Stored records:

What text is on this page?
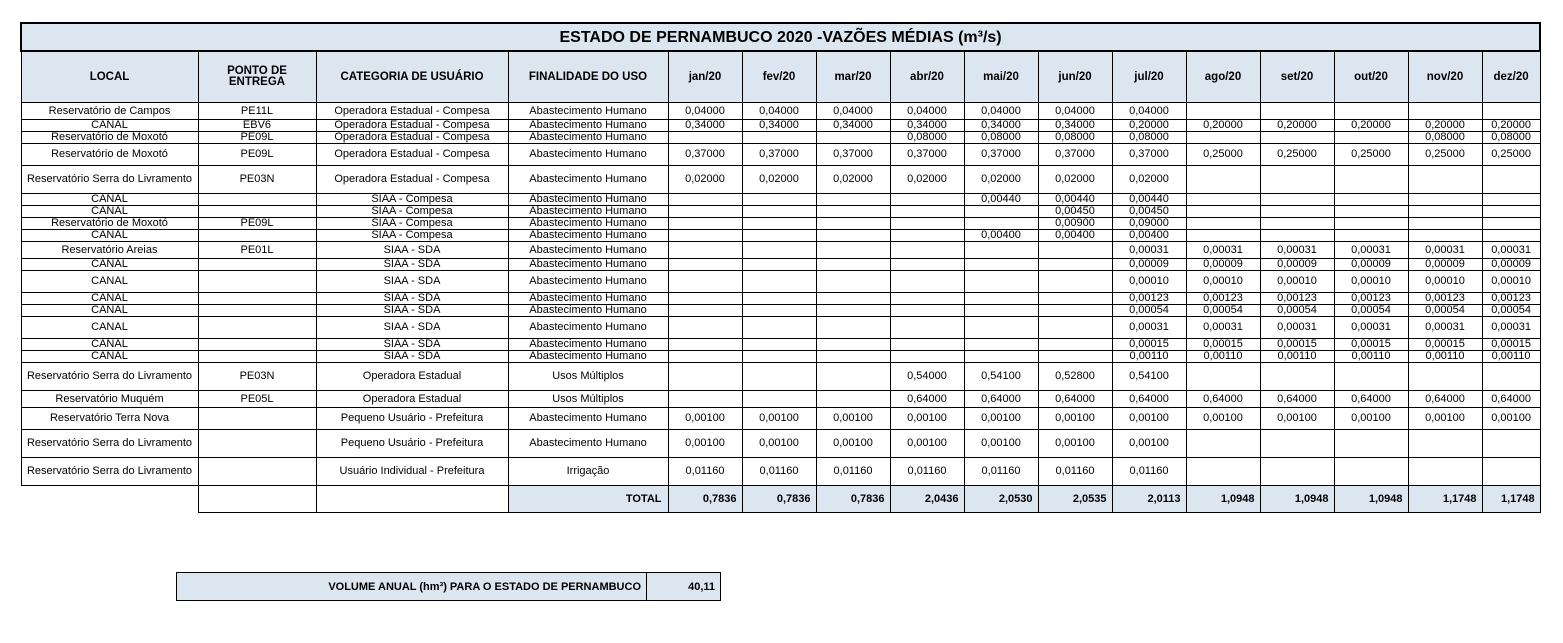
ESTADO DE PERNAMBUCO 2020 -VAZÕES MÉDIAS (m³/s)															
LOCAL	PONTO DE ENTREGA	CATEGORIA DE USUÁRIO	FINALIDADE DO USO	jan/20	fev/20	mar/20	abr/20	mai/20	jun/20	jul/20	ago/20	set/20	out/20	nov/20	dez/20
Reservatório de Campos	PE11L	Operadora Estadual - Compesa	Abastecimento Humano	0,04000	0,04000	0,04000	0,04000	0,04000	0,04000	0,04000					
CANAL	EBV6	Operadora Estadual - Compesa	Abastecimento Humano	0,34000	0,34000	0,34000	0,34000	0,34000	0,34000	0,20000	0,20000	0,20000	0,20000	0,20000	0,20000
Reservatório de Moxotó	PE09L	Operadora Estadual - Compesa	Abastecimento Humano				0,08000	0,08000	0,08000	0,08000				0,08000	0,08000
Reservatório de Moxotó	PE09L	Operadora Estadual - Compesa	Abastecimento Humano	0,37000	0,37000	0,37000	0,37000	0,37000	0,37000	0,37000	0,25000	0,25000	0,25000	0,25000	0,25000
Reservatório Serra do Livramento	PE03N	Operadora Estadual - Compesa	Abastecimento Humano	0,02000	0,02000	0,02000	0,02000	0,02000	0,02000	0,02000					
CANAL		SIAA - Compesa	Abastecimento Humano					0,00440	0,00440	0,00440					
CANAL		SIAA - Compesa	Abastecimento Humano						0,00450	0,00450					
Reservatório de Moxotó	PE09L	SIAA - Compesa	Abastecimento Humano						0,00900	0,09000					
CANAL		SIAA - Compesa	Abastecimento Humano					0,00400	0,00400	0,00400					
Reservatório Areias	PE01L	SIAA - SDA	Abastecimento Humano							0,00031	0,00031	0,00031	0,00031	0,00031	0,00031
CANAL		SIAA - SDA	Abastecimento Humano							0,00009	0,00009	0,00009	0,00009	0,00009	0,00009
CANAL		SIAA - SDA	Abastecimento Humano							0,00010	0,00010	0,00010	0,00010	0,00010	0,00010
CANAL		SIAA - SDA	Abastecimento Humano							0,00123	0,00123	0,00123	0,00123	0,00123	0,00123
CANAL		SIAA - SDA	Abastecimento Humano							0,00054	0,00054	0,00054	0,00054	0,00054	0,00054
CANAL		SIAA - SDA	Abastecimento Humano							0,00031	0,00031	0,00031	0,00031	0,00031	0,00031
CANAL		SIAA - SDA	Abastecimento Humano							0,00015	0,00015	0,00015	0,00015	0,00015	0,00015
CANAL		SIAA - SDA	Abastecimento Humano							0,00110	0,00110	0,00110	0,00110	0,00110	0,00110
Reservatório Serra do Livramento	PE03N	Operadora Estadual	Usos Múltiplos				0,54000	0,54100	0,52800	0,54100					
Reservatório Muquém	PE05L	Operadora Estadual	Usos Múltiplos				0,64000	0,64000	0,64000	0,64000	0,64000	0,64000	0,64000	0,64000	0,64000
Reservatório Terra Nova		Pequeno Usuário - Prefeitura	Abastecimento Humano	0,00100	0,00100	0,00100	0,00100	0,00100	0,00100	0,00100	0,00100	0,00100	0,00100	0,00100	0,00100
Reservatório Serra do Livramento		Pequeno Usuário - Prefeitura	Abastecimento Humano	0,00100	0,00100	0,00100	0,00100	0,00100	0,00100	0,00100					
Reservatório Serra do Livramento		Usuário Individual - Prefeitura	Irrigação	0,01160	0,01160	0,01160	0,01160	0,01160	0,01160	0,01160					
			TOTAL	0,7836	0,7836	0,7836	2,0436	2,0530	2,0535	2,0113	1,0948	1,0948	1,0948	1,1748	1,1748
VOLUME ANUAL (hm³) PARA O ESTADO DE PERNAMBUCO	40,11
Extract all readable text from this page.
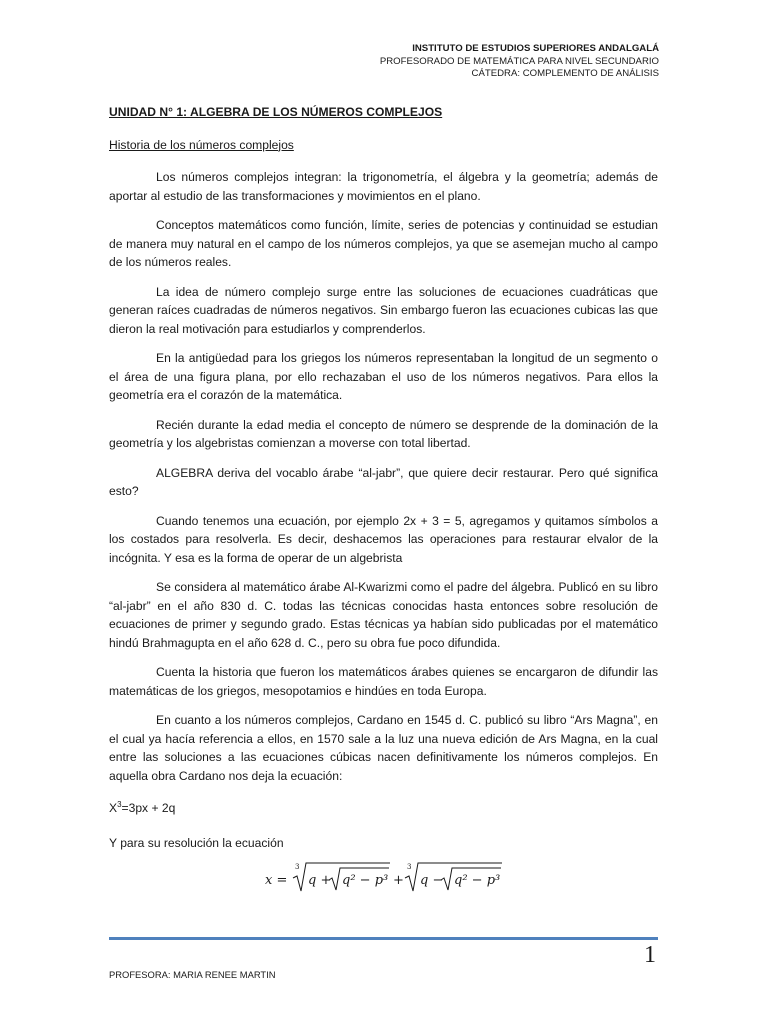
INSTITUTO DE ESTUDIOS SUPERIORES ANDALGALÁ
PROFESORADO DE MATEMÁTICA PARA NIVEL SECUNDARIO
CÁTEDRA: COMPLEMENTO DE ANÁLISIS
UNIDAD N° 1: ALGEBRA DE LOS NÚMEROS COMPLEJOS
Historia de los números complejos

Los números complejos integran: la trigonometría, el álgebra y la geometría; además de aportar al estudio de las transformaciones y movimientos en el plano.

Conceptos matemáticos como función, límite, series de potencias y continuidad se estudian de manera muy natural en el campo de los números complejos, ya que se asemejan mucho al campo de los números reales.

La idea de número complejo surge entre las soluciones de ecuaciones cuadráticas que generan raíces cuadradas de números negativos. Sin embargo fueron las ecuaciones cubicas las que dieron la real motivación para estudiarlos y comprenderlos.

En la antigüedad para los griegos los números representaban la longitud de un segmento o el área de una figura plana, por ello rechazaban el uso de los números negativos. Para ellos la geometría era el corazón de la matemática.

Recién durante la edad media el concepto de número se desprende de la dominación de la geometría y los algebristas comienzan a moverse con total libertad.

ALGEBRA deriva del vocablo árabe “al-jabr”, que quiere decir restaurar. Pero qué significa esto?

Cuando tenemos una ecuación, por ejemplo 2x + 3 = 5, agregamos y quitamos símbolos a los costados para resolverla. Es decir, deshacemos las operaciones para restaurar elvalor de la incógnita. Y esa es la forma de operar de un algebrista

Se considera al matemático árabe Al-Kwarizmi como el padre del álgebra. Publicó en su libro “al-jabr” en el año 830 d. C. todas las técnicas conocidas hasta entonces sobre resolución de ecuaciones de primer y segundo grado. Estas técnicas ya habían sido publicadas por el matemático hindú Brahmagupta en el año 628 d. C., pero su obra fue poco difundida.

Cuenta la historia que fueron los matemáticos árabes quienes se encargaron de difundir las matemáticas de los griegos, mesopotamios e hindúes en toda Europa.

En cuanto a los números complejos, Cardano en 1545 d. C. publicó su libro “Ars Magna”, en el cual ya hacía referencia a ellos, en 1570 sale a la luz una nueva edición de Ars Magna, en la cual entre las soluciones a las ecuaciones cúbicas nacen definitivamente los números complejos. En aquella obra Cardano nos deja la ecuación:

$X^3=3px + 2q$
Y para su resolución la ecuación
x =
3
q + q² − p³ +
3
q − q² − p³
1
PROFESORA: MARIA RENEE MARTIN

■ **Challenge**
Exactly reproduce the entries above, minus the pictures.

■ **Answer in full**
What text is on this page?
ESTADO DE PERNAMBUCO 2020 -VAZÕES MÉDIAS (m³/s)															
LOCAL	PONTO DE ENTREGA	CATEGORIA DE USUÁRIO	FINALIDADE DO USO	jan/20	fev/20	mar/20	abr/20	mai/20	jun/20	jul/20	ago/20	set/20	out/20	nov/20	dez/20
Reservatório de Campos	PE11L	Operadora Estadual - Compesa	Abastecimento Humano	0,04000	0,04000	0,04000	0,04000	0,04000	0,04000	0,04000					
CANAL	EBV6	Operadora Estadual - Compesa	Abastecimento Humano	0,34000	0,34000	0,34000	0,34000	0,34000	0,34000	0,20000	0,20000	0,20000	0,20000	0,20000	0,20000
Reservatório de Moxotó	PE09L	Operadora Estadual - Compesa	Abastecimento Humano				0,08000	0,08000	0,08000	0,08000				0,08000	0,08000
Reservatório de Moxotó	PE09L	Operadora Estadual - Compesa	Abastecimento Humano	0,37000	0,37000	0,37000	0,37000	0,37000	0,37000	0,37000	0,25000	0,25000	0,25000	0,25000	0,25000
Reservatório Serra do Livramento	PE03N	Operadora Estadual - Compesa	Abastecimento Humano	0,02000	0,02000	0,02000	0,02000	0,02000	0,02000	0,02000					
CANAL		SIAA - Compesa	Abastecimento Humano					0,00440	0,00440	0,00440					
CANAL		SIAA - Compesa	Abastecimento Humano						0,00450	0,00450					
Reservatório de Moxotó	PE09L	SIAA - Compesa	Abastecimento Humano						0,00900	0,09000					
CANAL		SIAA - Compesa	Abastecimento Humano					0,00400	0,00400	0,00400					
Reservatório Areias	PE01L	SIAA - SDA	Abastecimento Humano							0,00031	0,00031	0,00031	0,00031	0,00031	0,00031
CANAL		SIAA - SDA	Abastecimento Humano							0,00009	0,00009	0,00009	0,00009	0,00009	0,00009
CANAL		SIAA - SDA	Abastecimento Humano							0,00010	0,00010	0,00010	0,00010	0,00010	0,00010
CANAL		SIAA - SDA	Abastecimento Humano							0,00123	0,00123	0,00123	0,00123	0,00123	0,00123
CANAL		SIAA - SDA	Abastecimento Humano							0,00054	0,00054	0,00054	0,00054	0,00054	0,00054
CANAL		SIAA - SDA	Abastecimento Humano							0,00031	0,00031	0,00031	0,00031	0,00031	0,00031
CANAL		SIAA - SDA	Abastecimento Humano							0,00015	0,00015	0,00015	0,00015	0,00015	0,00015
CANAL		SIAA - SDA	Abastecimento Humano							0,00110	0,00110	0,00110	0,00110	0,00110	0,00110
Reservatório Serra do Livramento	PE03N	Operadora Estadual	Usos Múltiplos				0,54000	0,54100	0,52800	0,54100					
Reservatório Muquém	PE05L	Operadora Estadual	Usos Múltiplos				0,64000	0,64000	0,64000	0,64000	0,64000	0,64000	0,64000	0,64000	0,64000
Reservatório Terra Nova		Pequeno Usuário - Prefeitura	Abastecimento Humano	0,00100	0,00100	0,00100	0,00100	0,00100	0,00100	0,00100	0,00100	0,00100	0,00100	0,00100	0,00100
Reservatório Serra do Livramento		Pequeno Usuário - Prefeitura	Abastecimento Humano	0,00100	0,00100	0,00100	0,00100	0,00100	0,00100	0,00100					
Reservatório Serra do Livramento		Usuário Individual - Prefeitura	Irrigação	0,01160	0,01160	0,01160	0,01160	0,01160	0,01160	0,01160					
			TOTAL	0,7836	0,7836	0,7836	2,0436	2,0530	2,0535	2,0113	1,0948	1,0948	1,0948	1,1748	1,1748
VOLUME ANUAL (hm³) PARA O ESTADO DE PERNAMBUCO	40,11
Extract all readable text from this page.
INSTITUTO DE ESTUDIOS SUPERIORES ANDALGALÁ
PROFESORADO DE MATEMÁTICA PARA NIVEL SECUNDARIO
CÁTEDRA: COMPLEMENTO DE ANÁLISIS
UNIDAD N° 1: ALGEBRA DE LOS NÚMEROS COMPLEJOS
Historia de los números complejos

Los números complejos integran: la trigonometría, el álgebra y la geometría; además de aportar al estudio de las transformaciones y movimientos en el plano.

Conceptos matemáticos como función, límite, series de potencias y continuidad se estudian de manera muy natural en el campo de los números complejos, ya que se asemejan mucho al campo de los números reales.

La idea de número complejo surge entre las soluciones de ecuaciones cuadráticas que generan raíces cuadradas de números negativos. Sin embargo fueron las ecuaciones cubicas las que dieron la real motivación para estudiarlos y comprenderlos.

En la antigüedad para los griegos los números representaban la longitud de un segmento o el área de una figura plana, por ello rechazaban el uso de los números negativos. Para ellos la geometría era el corazón de la matemática.

Recién durante la edad media el concepto de número se desprende de la dominación de la geometría y los algebristas comienzan a moverse con total libertad.

ALGEBRA deriva del vocablo árabe “al-jabr”, que quiere decir restaurar. Pero qué significa esto?

Cuando tenemos una ecuación, por ejemplo 2x + 3 = 5, agregamos y quitamos símbolos a los costados para resolverla. Es decir, deshacemos las operaciones para restaurar elvalor de la incógnita. Y esa es la forma de operar de un algebrista

Se considera al matemático árabe Al-Kwarizmi como el padre del álgebra. Publicó en su libro “al-jabr” en el año 830 d. C. todas las técnicas conocidas hasta entonces sobre resolución de ecuaciones de primer y segundo grado. Estas técnicas ya habían sido publicadas por el matemático hindú Brahmagupta en el año 628 d. C., pero su obra fue poco difundida.

Cuenta la historia que fueron los matemáticos árabes quienes se encargaron de difundir las matemáticas de los griegos, mesopotamios e hindúes en toda Europa.

En cuanto a los números complejos, Cardano en 1545 d. C. publicó su libro “Ars Magna”, en el cual ya hacía referencia a ellos, en 1570 sale a la luz una nueva edición de Ars Magna, en la cual entre las soluciones a las ecuaciones cúbicas nacen definitivamente los números complejos. En aquella obra Cardano nos deja la ecuación:

$X^3=3px + 2q$
Y para su resolución la ecuación
x =
3
q + q² − p³ +
3
q − q² − p³
1
PROFESORA: MARIA RENEE MARTIN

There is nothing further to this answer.